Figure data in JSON
● ● ● ● ●

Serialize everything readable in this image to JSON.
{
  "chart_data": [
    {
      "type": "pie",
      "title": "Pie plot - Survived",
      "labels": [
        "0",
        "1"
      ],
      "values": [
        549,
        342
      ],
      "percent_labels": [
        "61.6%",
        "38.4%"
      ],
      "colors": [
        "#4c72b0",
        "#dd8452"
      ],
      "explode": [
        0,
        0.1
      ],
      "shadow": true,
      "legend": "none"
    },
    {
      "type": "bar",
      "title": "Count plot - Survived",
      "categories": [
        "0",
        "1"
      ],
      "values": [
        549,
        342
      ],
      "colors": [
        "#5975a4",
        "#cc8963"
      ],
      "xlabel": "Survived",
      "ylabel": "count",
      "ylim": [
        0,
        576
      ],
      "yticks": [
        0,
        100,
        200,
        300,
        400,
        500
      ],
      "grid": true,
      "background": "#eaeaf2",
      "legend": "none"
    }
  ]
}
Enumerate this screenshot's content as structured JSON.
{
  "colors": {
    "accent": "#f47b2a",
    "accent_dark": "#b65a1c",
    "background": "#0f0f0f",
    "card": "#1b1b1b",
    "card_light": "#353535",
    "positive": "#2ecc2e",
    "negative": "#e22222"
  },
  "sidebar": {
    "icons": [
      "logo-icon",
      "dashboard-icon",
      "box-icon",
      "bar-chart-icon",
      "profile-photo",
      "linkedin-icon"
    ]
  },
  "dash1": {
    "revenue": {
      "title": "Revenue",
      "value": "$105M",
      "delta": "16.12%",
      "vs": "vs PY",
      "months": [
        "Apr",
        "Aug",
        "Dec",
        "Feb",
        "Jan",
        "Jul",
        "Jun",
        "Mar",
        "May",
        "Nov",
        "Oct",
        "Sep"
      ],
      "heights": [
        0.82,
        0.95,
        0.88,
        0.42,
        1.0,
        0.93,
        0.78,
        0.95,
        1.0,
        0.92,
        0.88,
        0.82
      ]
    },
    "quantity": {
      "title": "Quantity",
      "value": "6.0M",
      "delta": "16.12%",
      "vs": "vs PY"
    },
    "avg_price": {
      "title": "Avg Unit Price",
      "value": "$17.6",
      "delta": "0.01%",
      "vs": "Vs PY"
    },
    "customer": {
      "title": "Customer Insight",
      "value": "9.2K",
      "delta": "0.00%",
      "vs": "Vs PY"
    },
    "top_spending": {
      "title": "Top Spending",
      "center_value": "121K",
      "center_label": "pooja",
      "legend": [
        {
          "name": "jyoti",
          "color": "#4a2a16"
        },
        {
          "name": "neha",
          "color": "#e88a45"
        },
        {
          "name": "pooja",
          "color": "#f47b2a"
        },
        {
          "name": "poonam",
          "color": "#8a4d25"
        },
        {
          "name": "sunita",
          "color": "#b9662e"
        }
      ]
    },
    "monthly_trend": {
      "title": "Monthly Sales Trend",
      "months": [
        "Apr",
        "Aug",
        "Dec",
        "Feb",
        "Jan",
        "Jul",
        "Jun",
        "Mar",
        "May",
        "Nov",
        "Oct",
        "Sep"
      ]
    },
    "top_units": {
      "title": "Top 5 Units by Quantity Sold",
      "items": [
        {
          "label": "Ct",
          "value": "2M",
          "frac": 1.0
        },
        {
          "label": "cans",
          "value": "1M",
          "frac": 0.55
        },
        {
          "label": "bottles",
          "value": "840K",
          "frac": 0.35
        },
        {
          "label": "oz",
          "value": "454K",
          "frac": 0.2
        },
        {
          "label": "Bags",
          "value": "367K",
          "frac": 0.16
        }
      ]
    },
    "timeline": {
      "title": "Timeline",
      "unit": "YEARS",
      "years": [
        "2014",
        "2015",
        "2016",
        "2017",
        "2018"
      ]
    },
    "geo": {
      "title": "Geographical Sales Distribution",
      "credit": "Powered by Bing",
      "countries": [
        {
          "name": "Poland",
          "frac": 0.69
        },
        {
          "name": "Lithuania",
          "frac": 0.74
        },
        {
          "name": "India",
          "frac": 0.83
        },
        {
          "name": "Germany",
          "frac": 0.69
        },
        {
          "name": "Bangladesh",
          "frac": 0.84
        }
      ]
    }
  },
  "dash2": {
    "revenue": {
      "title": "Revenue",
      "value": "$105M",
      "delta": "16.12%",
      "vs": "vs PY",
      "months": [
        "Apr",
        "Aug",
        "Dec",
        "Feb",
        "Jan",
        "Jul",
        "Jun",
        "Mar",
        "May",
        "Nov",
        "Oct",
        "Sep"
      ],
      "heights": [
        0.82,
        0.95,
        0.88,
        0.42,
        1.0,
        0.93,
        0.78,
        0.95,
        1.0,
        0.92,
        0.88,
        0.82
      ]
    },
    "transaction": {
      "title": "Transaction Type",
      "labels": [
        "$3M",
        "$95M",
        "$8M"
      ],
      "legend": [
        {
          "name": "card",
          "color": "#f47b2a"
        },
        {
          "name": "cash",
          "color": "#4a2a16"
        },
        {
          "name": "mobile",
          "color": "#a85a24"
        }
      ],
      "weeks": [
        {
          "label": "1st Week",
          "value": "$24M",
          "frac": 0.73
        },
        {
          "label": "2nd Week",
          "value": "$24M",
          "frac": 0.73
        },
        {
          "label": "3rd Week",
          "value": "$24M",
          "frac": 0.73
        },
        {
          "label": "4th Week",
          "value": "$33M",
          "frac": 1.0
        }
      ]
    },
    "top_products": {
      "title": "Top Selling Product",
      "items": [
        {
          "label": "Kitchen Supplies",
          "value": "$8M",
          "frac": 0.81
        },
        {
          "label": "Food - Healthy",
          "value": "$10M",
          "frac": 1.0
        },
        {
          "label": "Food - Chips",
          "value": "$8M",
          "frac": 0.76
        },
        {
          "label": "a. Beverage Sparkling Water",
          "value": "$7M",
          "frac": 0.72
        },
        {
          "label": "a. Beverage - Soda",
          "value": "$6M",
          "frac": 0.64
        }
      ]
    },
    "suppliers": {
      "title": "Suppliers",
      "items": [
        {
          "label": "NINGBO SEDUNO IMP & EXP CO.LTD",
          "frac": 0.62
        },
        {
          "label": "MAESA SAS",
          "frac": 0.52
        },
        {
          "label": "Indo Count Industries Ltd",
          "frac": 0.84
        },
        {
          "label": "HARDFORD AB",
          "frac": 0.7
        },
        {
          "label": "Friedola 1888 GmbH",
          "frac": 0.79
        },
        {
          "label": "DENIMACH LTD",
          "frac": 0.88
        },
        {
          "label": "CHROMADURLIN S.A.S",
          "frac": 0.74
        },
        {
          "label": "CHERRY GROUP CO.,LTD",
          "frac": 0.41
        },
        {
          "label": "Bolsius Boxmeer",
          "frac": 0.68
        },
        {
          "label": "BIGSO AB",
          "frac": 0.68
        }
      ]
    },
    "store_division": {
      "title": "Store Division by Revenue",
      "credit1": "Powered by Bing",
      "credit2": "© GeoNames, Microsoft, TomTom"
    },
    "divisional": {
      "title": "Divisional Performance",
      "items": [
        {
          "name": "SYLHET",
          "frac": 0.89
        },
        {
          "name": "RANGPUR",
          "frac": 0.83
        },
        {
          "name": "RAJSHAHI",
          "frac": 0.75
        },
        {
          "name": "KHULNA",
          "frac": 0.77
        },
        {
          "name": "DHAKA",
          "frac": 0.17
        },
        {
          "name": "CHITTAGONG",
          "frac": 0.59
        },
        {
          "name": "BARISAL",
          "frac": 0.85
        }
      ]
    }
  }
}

● ● ● ● ●

Short problem => Each line that has the word "background" should be copied.

Exercise response =>
      "background": "#eaeaf2",
    "background": "#0f0f0f",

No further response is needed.